━━ Dataset records

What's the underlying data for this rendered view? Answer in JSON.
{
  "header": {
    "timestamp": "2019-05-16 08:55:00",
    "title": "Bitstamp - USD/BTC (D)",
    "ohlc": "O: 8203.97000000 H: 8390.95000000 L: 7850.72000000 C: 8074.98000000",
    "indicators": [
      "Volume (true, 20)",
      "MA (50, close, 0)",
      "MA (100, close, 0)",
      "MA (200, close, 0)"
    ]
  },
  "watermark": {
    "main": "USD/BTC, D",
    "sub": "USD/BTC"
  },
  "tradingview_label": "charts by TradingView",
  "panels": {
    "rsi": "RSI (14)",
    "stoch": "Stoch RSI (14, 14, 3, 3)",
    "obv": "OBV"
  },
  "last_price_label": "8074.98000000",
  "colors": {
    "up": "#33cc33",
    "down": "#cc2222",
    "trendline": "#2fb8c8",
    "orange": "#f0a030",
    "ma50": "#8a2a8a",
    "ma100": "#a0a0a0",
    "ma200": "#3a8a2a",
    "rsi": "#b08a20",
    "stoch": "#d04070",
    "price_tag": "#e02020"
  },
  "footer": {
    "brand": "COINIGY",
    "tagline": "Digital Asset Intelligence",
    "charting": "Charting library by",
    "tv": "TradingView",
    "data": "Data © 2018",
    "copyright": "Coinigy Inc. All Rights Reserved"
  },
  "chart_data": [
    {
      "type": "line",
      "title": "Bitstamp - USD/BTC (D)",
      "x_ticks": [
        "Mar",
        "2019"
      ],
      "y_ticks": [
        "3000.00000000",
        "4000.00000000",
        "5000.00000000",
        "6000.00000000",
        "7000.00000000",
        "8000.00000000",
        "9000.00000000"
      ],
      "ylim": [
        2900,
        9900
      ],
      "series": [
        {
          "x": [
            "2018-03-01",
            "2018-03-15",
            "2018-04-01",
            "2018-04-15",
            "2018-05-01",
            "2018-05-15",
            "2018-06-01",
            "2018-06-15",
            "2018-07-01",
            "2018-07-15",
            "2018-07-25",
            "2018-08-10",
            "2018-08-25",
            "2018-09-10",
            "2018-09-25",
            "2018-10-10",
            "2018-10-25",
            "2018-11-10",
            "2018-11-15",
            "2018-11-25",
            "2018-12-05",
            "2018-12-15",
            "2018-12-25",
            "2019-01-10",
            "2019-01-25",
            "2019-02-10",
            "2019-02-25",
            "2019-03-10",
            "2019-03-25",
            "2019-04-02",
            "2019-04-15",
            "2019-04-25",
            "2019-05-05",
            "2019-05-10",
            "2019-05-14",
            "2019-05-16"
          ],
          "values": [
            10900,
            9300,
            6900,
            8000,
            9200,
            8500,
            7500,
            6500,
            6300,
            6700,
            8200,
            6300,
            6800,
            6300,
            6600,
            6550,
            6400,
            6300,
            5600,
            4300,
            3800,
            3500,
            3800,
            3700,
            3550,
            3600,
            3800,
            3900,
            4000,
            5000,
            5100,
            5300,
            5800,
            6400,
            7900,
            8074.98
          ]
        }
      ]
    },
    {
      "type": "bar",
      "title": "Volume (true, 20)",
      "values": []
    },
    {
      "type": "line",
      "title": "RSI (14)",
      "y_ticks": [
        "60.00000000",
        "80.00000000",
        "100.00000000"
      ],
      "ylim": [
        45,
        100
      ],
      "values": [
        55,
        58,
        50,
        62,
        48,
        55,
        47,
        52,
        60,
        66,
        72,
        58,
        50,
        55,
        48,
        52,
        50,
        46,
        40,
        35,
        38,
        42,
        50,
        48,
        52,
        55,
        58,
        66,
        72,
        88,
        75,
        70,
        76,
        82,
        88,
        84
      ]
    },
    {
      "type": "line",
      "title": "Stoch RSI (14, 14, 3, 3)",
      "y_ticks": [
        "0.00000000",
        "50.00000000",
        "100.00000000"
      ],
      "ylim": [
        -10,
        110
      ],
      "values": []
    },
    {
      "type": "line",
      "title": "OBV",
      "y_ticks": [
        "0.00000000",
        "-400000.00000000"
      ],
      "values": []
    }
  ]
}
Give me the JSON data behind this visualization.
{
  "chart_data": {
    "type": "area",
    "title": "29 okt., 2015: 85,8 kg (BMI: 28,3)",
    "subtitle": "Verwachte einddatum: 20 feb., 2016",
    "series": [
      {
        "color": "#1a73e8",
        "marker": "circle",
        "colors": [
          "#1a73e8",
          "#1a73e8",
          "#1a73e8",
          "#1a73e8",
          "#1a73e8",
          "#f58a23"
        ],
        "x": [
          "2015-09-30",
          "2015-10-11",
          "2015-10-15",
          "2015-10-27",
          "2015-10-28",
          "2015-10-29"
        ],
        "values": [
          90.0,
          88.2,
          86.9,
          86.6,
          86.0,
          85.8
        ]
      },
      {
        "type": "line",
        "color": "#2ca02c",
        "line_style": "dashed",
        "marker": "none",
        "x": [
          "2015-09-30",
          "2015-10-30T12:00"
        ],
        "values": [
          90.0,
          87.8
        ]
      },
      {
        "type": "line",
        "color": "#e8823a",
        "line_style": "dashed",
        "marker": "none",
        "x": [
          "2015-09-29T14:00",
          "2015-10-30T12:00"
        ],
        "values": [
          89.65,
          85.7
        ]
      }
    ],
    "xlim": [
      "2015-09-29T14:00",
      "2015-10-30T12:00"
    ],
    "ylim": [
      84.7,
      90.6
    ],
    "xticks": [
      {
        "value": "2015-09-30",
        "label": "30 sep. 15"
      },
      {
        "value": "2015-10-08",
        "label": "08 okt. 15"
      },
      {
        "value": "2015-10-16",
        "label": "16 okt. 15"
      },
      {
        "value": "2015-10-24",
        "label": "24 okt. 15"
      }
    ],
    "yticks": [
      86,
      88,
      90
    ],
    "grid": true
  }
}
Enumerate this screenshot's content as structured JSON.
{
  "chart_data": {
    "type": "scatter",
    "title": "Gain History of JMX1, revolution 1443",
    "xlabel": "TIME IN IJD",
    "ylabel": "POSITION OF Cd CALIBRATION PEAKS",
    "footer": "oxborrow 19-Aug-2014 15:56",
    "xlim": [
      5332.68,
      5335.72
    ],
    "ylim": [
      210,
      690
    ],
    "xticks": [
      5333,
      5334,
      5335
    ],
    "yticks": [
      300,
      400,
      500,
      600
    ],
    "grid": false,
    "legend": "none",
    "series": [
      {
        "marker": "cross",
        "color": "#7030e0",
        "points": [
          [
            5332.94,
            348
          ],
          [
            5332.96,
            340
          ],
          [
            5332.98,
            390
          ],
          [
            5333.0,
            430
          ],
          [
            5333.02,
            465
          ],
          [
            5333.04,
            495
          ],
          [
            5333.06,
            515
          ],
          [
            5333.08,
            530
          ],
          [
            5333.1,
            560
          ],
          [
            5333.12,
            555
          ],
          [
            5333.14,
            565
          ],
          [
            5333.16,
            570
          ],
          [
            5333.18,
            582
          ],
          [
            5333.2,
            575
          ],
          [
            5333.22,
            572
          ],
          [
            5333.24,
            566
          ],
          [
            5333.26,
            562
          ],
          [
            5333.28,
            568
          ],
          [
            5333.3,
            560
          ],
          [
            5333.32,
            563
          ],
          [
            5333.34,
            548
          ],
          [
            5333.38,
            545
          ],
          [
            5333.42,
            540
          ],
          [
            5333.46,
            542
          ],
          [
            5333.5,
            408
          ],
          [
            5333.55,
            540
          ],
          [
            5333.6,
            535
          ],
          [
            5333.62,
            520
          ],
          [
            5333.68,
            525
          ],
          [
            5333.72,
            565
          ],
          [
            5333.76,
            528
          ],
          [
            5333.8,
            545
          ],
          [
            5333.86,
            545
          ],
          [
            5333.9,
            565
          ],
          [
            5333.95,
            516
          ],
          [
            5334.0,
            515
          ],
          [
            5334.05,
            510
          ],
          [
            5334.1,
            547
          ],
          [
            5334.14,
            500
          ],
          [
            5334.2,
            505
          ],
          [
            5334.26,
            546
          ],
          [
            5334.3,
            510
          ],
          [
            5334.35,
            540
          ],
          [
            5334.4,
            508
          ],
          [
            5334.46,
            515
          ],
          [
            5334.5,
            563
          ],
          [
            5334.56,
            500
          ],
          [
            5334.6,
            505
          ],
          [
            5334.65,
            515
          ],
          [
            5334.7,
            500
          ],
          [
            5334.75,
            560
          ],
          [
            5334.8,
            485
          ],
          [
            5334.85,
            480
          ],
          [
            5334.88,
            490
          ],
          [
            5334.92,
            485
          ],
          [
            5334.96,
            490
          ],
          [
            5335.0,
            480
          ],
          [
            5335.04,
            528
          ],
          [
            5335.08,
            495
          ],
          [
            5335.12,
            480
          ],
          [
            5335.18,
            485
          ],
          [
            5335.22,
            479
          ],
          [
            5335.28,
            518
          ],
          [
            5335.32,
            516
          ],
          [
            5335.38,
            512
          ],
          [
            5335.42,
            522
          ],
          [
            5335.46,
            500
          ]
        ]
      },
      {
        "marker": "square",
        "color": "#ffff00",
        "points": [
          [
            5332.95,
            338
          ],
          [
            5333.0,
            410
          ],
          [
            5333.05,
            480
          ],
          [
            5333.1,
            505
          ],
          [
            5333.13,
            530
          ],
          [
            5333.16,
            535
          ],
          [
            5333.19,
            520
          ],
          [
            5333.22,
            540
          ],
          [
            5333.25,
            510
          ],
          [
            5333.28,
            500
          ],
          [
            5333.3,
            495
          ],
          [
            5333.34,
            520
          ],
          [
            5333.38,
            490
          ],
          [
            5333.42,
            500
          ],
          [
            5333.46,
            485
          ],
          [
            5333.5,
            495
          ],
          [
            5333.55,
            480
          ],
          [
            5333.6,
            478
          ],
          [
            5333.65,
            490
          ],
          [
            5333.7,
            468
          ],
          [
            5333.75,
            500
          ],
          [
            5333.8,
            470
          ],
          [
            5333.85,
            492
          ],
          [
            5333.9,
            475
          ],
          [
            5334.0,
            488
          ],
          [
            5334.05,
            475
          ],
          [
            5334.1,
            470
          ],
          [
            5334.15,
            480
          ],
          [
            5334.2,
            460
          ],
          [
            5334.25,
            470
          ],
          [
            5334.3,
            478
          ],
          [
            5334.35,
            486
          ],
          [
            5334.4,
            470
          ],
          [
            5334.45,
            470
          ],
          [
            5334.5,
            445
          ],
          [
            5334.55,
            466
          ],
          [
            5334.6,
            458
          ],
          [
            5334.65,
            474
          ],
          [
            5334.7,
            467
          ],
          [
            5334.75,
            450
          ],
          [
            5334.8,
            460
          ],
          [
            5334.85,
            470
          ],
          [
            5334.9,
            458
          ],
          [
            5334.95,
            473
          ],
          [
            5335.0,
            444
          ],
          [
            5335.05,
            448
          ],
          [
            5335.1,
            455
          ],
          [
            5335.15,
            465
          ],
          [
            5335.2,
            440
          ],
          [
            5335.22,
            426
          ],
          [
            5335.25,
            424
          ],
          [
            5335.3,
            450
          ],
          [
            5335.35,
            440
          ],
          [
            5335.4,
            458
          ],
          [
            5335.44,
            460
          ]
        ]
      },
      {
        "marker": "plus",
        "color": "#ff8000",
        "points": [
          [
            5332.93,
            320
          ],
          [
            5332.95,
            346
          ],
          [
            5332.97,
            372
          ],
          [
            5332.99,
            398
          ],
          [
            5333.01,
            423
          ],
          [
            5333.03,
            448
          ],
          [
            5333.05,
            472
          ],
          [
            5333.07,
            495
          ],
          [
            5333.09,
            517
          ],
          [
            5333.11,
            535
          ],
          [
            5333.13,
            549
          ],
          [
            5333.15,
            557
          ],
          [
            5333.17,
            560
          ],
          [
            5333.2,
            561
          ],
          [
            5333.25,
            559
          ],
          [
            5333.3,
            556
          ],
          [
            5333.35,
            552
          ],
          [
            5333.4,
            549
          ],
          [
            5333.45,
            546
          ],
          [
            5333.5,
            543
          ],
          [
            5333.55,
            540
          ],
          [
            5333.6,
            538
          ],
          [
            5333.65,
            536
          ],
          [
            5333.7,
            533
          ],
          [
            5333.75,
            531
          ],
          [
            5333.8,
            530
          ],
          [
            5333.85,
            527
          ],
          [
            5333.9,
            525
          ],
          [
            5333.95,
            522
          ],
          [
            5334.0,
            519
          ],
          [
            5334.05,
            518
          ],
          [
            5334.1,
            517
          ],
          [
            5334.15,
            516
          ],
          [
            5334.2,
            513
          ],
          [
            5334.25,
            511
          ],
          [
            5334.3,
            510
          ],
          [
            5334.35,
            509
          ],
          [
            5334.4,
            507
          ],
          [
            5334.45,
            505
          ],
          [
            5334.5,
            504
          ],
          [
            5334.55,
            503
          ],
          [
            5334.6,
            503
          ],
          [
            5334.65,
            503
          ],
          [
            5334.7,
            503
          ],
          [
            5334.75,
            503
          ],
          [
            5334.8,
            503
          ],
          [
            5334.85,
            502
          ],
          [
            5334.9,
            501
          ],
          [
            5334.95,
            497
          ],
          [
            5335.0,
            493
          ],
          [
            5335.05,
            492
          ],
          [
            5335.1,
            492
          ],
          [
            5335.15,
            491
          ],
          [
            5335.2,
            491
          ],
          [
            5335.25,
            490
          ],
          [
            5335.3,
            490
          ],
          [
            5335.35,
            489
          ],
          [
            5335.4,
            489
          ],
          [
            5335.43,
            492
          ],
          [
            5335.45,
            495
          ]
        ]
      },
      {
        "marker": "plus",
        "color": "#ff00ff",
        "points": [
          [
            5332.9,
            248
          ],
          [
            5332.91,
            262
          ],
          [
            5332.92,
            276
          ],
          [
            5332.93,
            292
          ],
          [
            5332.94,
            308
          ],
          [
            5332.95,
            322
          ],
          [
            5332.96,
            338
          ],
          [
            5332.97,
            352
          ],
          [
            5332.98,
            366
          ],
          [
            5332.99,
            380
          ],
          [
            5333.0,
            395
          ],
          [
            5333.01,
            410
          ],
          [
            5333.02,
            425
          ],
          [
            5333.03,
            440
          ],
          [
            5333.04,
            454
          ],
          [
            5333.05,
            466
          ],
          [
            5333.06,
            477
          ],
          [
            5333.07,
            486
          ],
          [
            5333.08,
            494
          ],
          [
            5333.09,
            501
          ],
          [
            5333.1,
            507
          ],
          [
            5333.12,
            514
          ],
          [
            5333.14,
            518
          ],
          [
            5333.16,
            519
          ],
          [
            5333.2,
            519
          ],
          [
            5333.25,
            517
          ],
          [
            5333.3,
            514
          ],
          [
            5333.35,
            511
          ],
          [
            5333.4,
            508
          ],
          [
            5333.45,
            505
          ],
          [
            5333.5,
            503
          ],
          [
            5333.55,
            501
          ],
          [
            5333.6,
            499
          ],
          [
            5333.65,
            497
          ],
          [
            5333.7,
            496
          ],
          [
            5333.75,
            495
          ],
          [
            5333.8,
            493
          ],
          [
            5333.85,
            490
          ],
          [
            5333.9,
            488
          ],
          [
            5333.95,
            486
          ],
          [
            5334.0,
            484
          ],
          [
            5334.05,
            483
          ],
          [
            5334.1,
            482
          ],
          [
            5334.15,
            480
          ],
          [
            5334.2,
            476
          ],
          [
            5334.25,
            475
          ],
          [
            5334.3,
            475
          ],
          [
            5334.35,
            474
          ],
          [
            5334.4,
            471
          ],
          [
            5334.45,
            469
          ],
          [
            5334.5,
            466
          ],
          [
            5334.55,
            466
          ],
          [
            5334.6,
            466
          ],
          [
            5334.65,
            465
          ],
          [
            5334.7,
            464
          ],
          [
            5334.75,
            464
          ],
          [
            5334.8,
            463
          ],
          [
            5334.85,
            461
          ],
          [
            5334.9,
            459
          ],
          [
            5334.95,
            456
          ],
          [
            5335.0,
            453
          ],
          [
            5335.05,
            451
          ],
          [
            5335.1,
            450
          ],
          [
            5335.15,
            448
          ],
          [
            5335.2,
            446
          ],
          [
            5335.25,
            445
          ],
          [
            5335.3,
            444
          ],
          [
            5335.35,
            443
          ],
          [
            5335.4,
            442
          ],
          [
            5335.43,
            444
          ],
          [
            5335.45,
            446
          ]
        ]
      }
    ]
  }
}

━━━━

__What you have to do__
Filter the data for the string "true" and copy every line that has it.

__Response__
      "Volume (true, 20)",
      "title": "Volume (true, 20)",
    "grid": true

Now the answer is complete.